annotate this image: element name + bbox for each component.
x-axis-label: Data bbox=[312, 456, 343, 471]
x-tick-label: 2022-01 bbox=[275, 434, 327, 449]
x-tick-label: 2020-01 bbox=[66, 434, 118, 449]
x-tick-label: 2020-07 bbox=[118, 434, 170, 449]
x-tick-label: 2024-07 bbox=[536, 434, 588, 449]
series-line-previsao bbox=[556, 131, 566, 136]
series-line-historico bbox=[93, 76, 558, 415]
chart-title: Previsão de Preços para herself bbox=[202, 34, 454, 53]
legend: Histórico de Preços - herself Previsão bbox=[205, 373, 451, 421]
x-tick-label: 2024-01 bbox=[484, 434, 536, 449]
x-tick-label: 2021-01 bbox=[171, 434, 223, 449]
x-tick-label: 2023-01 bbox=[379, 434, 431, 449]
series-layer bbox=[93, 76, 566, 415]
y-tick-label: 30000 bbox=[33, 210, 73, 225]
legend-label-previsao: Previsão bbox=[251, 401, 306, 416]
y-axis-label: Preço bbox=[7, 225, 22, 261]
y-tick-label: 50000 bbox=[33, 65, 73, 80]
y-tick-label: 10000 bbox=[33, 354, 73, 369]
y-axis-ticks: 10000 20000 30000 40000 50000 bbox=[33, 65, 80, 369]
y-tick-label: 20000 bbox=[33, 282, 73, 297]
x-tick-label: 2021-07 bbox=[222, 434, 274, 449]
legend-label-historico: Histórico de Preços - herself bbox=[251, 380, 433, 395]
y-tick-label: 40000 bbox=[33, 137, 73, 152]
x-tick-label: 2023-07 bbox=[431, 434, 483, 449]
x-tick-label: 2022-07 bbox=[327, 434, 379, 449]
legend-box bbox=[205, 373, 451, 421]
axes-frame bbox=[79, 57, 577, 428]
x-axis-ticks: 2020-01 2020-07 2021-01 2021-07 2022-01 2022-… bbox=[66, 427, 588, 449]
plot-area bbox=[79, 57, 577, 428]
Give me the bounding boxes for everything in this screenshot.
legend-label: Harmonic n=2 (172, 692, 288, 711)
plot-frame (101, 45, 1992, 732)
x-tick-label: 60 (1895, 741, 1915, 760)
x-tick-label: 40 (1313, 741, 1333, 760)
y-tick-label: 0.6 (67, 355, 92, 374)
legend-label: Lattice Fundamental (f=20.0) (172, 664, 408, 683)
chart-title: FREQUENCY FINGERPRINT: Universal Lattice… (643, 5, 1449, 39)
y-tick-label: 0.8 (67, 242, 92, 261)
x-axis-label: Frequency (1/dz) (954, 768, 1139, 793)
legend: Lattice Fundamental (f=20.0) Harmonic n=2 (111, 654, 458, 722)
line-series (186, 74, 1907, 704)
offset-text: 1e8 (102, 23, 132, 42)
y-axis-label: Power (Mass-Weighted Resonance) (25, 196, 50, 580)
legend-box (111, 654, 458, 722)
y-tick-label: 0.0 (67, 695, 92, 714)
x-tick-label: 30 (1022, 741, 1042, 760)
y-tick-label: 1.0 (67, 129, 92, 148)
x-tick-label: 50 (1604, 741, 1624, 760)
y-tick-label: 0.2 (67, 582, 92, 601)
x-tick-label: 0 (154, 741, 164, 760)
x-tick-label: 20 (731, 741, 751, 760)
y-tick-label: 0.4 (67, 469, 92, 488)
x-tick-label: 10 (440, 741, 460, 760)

====

#### [Instructions to follow]
Convert the records from the start through the line holding "x-tick-label: 2021-01 bbox=[171, 434, 223, 449]", inclusive, into a Markdown table with columns n and Line, one row per line, blank lines left out.

#### [Complete output]
| n | Line |
|---|---|
| 1 | annotate this image: element name + bbox for each component. |
| 2 | x-axis-label: Data bbox=[312, 456, 343, 471] |
| 3 | x-tick-label: 2022-01 bbox=[275, 434, 327, 449] |
| 4 | x-tick-label: 2020-01 bbox=[66, 434, 118, 449] |
| 5 | x-tick-label: 2020-07 bbox=[118, 434, 170, 449] |
| 6 | x-tick-label: 2024-07 bbox=[536, 434, 588, 449] |
| 7 | series-line-previsao bbox=[556, 131, 566, 136] |
| 8 | series-line-historico bbox=[93, 76, 558, 415] |
| 9 | chart-title: Previsão de Preços para herself bbox=[202, 34, 454, 53] |
| 10 | legend: Histórico de Preços - herself Previsão bbox=[205, 373, 451, 421] |
| 11 | x-tick-label: 2024-01 bbox=[484, 434, 536, 449] |
| 12 | x-tick-label: 2021-01 bbox=[171, 434, 223, 449] |